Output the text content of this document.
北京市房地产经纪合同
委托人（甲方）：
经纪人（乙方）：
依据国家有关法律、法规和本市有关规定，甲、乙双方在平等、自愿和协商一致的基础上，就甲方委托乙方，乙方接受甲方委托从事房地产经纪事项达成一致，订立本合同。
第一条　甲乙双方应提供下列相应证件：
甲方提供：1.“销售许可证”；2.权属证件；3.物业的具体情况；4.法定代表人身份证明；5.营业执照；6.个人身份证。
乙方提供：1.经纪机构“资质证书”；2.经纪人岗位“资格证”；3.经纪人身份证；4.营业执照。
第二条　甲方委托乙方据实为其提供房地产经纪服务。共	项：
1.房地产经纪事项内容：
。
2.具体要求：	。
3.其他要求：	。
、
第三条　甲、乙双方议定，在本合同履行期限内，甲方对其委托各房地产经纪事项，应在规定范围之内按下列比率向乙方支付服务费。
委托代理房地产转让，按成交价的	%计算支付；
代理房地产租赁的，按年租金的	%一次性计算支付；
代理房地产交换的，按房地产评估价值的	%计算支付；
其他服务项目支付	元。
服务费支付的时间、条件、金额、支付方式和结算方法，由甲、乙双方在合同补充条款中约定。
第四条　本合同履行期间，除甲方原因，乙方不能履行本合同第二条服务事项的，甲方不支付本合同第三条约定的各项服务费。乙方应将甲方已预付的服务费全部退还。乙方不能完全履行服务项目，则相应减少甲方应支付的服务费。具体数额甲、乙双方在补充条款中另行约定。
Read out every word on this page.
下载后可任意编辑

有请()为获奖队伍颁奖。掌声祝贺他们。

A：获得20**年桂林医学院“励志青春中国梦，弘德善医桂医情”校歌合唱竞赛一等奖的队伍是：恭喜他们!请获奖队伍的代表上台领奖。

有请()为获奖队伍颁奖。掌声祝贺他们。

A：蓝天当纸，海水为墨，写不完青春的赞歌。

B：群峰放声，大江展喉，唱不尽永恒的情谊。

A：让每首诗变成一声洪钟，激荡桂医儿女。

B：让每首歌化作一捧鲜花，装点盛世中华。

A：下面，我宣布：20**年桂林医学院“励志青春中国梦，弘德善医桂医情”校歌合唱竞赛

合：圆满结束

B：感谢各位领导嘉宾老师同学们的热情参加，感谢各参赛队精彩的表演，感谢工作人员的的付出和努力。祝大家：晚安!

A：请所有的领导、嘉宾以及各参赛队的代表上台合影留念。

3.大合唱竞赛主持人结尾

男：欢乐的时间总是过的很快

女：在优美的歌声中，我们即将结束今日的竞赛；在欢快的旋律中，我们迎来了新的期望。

------------------------------------------------------------------------

Each record must be returned exactly as it is written.

Output the text content of this document.
北京市房地产经纪合同
委托人（甲方）：
经纪人（乙方）：
依据国家有关法律、法规和本市有关规定，甲、乙双方在平等、自愿和协商一致的基础上，就甲方委托乙方，乙方接受甲方委托从事房地产经纪事项达成一致，订立本合同。
第一条　甲乙双方应提供下列相应证件：
甲方提供：1.“销售许可证”；2.权属证件；3.物业的具体情况；4.法定代表人身份证明；5.营业执照；6.个人身份证。
乙方提供：1.经纪机构“资质证书”；2.经纪人岗位“资格证”；3.经纪人身份证；4.营业执照。
第二条　甲方委托乙方据实为其提供房地产经纪服务。共	项：
1.房地产经纪事项内容：
。
2.具体要求：	。
3.其他要求：	。
、
第三条　甲、乙双方议定，在本合同履行期限内，甲方对其委托各房地产经纪事项，应在规定范围之内按下列比率向乙方支付服务费。
委托代理房地产转让，按成交价的	%计算支付；
代理房地产租赁的，按年租金的	%一次性计算支付；
代理房地产交换的，按房地产评估价值的	%计算支付；
其他服务项目支付	元。
服务费支付的时间、条件、金额、支付方式和结算方法，由甲、乙双方在合同补充条款中约定。
第四条　本合同履行期间，除甲方原因，乙方不能履行本合同第二条服务事项的，甲方不支付本合同第三条约定的各项服务费。乙方应将甲方已预付的服务费全部退还。乙方不能完全履行服务项目，则相应减少甲方应支付的服务费。具体数额甲、乙双方在补充条款中另行约定。
Read out every word on this page.
下载后可任意编辑

有请()为获奖队伍颁奖。掌声祝贺他们。

A：获得20**年桂林医学院“励志青春中国梦，弘德善医桂医情”校歌合唱竞赛一等奖的队伍是：恭喜他们!请获奖队伍的代表上台领奖。

有请()为获奖队伍颁奖。掌声祝贺他们。

A：蓝天当纸，海水为墨，写不完青春的赞歌。

B：群峰放声，大江展喉，唱不尽永恒的情谊。

A：让每首诗变成一声洪钟，激荡桂医儿女。

B：让每首歌化作一捧鲜花，装点盛世中华。

A：下面，我宣布：20**年桂林医学院“励志青春中国梦，弘德善医桂医情”校歌合唱竞赛

合：圆满结束

B：感谢各位领导嘉宾老师同学们的热情参加，感谢各参赛队精彩的表演，感谢工作人员的的付出和努力。祝大家：晚安!

A：请所有的领导、嘉宾以及各参赛队的代表上台合影留念。

3.大合唱竞赛主持人结尾

男：欢乐的时间总是过的很快

女：在优美的歌声中，我们即将结束今日的竞赛；在欢快的旋律中，我们迎来了新的期望。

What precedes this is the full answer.